§ GIVEN INSTRUCTION
Collect all lines from the records below that include the word "text".

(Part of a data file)
-- start --
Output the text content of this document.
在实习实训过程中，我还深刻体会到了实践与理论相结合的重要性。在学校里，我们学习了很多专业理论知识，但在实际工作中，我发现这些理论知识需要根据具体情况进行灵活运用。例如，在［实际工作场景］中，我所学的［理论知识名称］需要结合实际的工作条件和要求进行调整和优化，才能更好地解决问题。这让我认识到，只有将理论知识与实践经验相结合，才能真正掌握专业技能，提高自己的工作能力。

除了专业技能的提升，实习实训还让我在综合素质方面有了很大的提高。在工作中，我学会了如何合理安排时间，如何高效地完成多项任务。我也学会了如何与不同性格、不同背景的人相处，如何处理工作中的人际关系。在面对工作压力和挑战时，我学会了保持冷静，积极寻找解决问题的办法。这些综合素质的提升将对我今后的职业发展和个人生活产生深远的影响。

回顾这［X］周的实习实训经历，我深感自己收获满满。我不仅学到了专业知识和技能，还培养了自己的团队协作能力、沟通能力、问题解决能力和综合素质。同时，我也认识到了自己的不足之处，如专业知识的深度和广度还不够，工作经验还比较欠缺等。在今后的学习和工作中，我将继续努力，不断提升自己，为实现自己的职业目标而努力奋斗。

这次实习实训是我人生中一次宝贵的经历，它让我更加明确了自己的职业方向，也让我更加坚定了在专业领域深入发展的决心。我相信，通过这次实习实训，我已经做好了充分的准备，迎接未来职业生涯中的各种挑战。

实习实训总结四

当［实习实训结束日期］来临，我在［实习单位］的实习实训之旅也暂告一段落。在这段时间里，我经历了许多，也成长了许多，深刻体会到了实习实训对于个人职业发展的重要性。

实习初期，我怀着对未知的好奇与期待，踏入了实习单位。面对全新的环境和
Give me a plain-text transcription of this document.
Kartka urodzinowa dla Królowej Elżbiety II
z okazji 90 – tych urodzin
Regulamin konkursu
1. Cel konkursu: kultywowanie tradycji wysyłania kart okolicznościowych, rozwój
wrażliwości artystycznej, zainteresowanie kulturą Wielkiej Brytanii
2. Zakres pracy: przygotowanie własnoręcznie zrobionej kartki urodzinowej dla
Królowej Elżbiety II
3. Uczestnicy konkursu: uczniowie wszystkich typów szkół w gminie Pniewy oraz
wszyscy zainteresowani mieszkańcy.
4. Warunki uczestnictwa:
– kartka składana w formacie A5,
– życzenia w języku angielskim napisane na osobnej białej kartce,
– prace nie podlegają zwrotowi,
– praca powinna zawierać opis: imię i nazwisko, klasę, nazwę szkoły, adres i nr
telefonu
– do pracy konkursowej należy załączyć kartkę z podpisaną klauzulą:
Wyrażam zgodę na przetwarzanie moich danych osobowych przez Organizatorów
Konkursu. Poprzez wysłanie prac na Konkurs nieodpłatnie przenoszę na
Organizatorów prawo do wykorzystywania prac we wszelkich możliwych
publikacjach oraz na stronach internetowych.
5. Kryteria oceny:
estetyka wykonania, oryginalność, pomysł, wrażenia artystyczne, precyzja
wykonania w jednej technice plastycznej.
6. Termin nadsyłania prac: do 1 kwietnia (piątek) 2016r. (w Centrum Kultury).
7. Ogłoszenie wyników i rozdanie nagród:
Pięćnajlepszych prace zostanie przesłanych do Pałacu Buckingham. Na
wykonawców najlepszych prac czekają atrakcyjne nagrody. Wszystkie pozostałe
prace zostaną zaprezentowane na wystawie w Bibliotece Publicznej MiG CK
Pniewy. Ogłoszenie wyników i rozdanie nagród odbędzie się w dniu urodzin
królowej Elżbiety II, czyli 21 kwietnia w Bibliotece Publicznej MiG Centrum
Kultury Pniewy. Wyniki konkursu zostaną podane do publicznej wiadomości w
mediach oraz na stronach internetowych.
-- end --
§ TASK ANSWER
Output the text content of this document.
Give me a plain-text transcription of this document.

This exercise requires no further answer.